Restate exactly the lines below, from the one containing "OCR this image." through the final line, and leave out the pictures.

[Data records]
## BEGIN

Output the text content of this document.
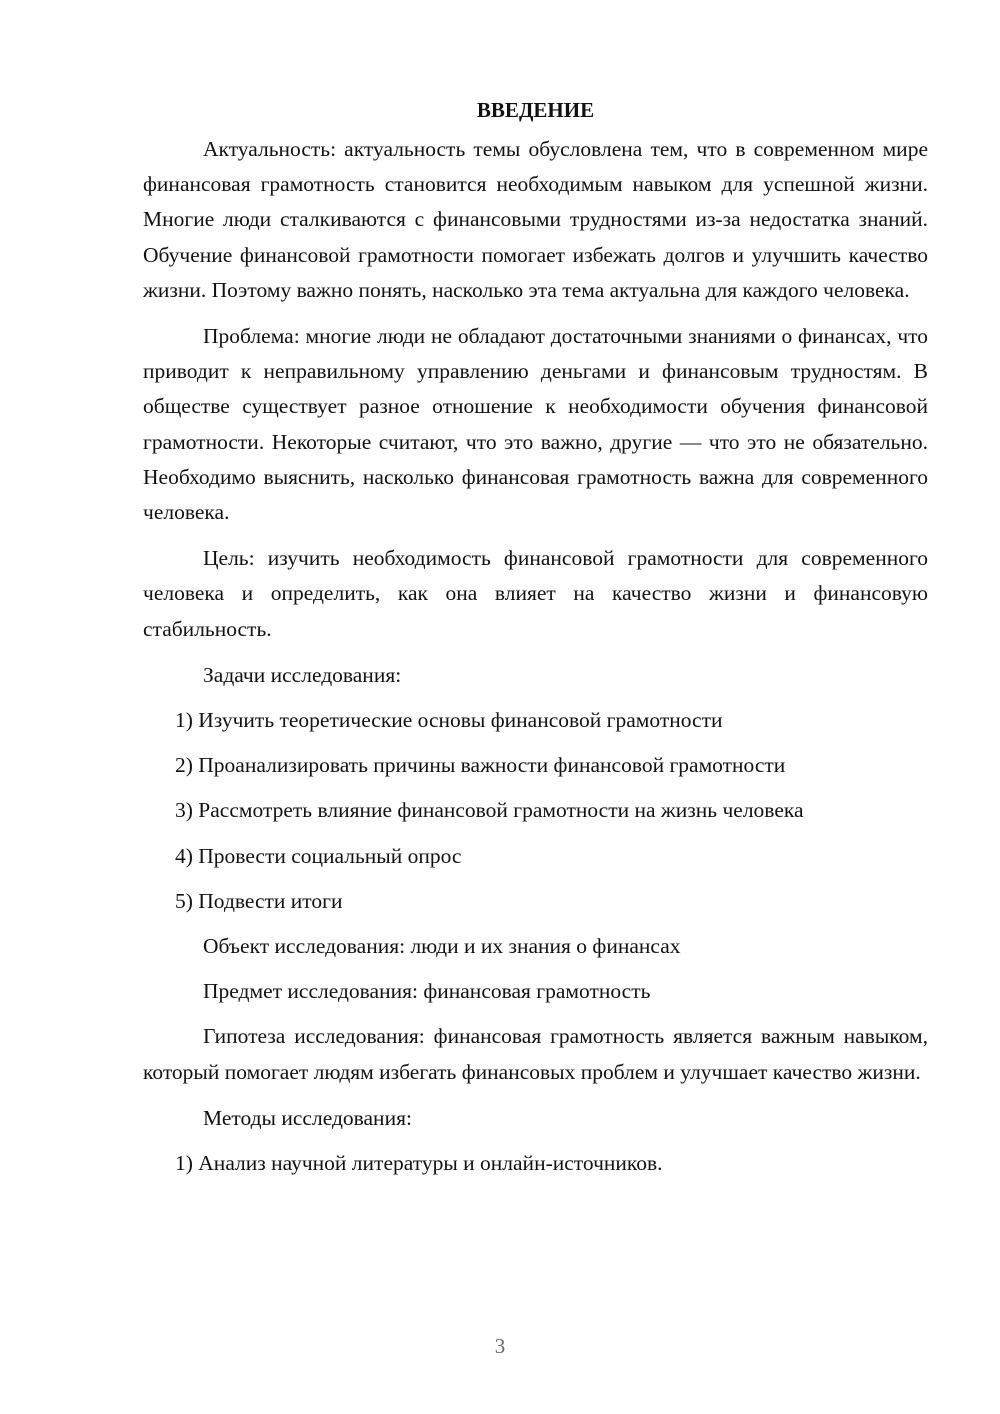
ВВЕДЕНИЕ

Актуальность: актуальность темы обусловлена тем, что в современном мире финансовая грамотность становится необходимым навыком для успешной жизни. Многие люди сталкиваются с финансовыми трудностями из-за недостатка знаний. Обучение финансовой грамотности помогает избежать долгов и улучшить качество жизни. Поэтому важно понять, насколько эта тема актуальна для каждого человека.

Проблема: многие люди не обладают достаточными знаниями о финансах, что приводит к неправильному управлению деньгами и финансовым трудностям. В обществе существует разное отношение к необходимости обучения финансовой грамотности. Некоторые считают, что это важно, другие — что это не обязательно. Необходимо выяснить, насколько финансовая грамотность важна для современного человека.

Цель: изучить необходимость финансовой грамотности для современного человека и определить, как она влияет на качество жизни и финансовую стабильность.

Задачи исследования:
1) Изучить теоретические основы финансовой грамотности
2) Проанализировать причины важности финансовой грамотности
3) Рассмотреть влияние финансовой грамотности на жизнь человека
4) Провести социальный опрос
5) Подвести итоги
Объект исследования: люди и их знания о финансах
Предмет исследования: финансовая грамотность

Гипотеза исследования: финансовая грамотность является важным навыком, который помогает людям избегать финансовых проблем и улучшает качество жизни.

Методы исследования:
1) Анализ научной литературы и онлайн-источников.
3
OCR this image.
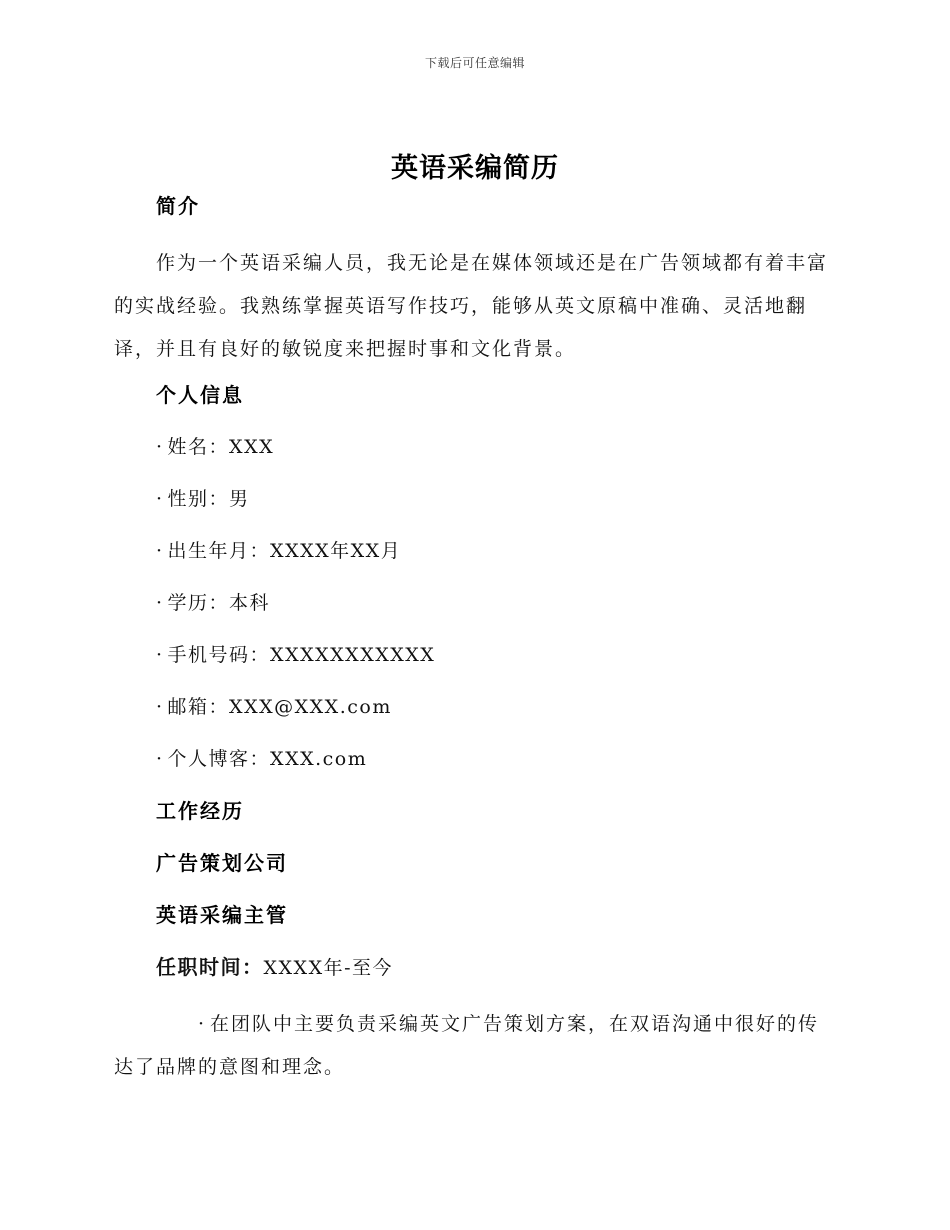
下载后可任意编辑
英语采编简历
简介
作为一个英语采编人员，我无论是在媒体领域还是在广告领域都有着丰富的实战经验。我熟练掌握英语写作技巧，能够从英文原稿中准确、灵活地翻译，并且有良好的敏锐度来把握时事和文化背景。
个人信息
· 姓名：XXX
· 性别：男
· 出生年月：XXXX年XX月
· 学历：本科
· 手机号码：XXXXXXXXXXX
· 邮箱：XXX@XXX.com
· 个人博客：XXX.com
工作经历
广告策划公司
英语采编主管
任职时间：XXXX年-至今
· 在团队中主要负责采编英文广告策划方案，在双语沟通中很好的传达了品牌的意图和理念。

## END

Complete answer:
OCR this image.
下载后可任意编辑
英语采编简历
简介
作为一个英语采编人员，我无论是在媒体领域还是在广告领域都有着丰富的实战经验。我熟练掌握英语写作技巧，能够从英文原稿中准确、灵活地翻译，并且有良好的敏锐度来把握时事和文化背景。
个人信息
· 姓名：XXX
· 性别：男
· 出生年月：XXXX年XX月
· 学历：本科
· 手机号码：XXXXXXXXXXX
· 邮箱：XXX@XXX.com
· 个人博客：XXX.com
工作经历
广告策划公司
英语采编主管
任职时间：XXXX年-至今
· 在团队中主要负责采编英文广告策划方案，在双语沟通中很好的传达了品牌的意图和理念。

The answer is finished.